### Input rows

━━━━

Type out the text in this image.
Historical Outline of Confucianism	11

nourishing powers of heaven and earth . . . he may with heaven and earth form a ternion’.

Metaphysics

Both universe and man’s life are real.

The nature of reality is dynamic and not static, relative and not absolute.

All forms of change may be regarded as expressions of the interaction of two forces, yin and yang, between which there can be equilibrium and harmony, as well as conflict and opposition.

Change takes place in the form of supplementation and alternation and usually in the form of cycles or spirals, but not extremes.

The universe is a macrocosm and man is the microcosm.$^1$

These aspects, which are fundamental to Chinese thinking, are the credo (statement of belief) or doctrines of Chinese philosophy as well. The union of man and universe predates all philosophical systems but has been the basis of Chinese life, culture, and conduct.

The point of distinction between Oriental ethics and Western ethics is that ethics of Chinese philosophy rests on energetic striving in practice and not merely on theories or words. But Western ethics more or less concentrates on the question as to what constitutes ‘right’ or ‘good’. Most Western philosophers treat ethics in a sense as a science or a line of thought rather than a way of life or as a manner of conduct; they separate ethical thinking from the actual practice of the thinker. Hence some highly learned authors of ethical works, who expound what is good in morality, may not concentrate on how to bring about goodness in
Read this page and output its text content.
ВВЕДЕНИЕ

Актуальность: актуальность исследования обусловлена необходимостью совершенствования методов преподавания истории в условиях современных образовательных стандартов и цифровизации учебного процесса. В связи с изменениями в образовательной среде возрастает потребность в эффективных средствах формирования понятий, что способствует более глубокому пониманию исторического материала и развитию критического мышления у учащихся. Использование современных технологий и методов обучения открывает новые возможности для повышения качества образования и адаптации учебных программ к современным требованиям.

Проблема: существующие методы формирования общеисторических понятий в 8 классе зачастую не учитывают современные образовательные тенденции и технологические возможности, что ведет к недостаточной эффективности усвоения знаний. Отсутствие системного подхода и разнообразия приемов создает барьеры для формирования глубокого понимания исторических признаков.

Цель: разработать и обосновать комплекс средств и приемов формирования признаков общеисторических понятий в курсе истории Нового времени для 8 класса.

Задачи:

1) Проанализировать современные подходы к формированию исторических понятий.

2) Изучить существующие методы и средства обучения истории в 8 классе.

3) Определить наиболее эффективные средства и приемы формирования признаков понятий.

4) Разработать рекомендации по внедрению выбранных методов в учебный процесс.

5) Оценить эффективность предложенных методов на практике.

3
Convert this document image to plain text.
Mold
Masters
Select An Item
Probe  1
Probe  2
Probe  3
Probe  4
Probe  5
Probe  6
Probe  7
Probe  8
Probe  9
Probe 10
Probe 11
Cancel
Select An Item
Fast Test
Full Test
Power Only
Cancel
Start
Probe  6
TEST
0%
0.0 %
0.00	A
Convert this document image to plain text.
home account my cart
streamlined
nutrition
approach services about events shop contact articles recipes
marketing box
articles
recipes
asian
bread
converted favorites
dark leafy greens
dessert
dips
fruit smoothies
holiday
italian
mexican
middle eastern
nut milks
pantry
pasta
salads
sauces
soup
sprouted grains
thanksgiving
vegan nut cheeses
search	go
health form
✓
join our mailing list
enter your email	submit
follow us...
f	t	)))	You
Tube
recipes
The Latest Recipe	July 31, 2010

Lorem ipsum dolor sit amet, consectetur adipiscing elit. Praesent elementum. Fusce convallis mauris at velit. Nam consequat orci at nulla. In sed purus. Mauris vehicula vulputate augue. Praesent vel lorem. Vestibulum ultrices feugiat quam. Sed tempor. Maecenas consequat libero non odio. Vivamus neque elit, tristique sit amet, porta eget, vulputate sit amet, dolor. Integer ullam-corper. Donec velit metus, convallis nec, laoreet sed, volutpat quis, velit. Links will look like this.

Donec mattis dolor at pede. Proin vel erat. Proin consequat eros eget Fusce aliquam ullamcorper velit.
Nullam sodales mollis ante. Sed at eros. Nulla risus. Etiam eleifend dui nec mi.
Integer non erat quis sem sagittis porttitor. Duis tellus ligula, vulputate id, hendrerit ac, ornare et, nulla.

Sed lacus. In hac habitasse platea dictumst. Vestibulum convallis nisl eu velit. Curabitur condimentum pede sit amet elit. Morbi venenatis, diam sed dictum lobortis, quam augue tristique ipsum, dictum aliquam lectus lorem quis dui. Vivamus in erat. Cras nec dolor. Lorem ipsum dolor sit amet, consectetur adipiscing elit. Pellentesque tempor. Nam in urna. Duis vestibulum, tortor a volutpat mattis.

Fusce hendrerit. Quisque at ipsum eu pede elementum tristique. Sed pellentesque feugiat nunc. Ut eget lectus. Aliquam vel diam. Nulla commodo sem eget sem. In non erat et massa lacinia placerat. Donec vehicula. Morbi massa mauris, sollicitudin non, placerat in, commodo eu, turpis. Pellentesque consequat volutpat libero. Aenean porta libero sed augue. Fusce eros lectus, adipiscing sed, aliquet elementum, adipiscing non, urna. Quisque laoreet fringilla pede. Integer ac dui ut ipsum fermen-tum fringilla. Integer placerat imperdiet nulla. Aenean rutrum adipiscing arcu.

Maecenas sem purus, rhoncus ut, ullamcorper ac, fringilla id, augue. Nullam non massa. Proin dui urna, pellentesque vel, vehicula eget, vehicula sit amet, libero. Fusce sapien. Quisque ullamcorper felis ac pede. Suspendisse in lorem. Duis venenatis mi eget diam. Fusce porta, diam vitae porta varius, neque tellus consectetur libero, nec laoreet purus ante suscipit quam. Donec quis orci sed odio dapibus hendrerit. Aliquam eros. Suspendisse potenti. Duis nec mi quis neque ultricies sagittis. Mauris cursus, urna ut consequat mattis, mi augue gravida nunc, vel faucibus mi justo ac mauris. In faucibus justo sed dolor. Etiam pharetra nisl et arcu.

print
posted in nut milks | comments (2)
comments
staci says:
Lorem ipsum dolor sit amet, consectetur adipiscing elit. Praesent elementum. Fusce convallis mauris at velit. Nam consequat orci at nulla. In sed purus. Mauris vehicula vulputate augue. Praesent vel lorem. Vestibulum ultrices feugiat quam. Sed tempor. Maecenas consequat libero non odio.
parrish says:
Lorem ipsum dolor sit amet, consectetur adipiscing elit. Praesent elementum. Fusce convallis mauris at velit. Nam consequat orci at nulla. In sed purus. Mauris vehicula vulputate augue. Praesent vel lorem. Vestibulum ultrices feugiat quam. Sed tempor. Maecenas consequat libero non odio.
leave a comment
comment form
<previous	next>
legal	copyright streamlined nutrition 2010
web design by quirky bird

━━━━

### Requirement
Which lines include "comments"? Copy each of them out.

### Reply
posted in nut milks | comments (2)
comments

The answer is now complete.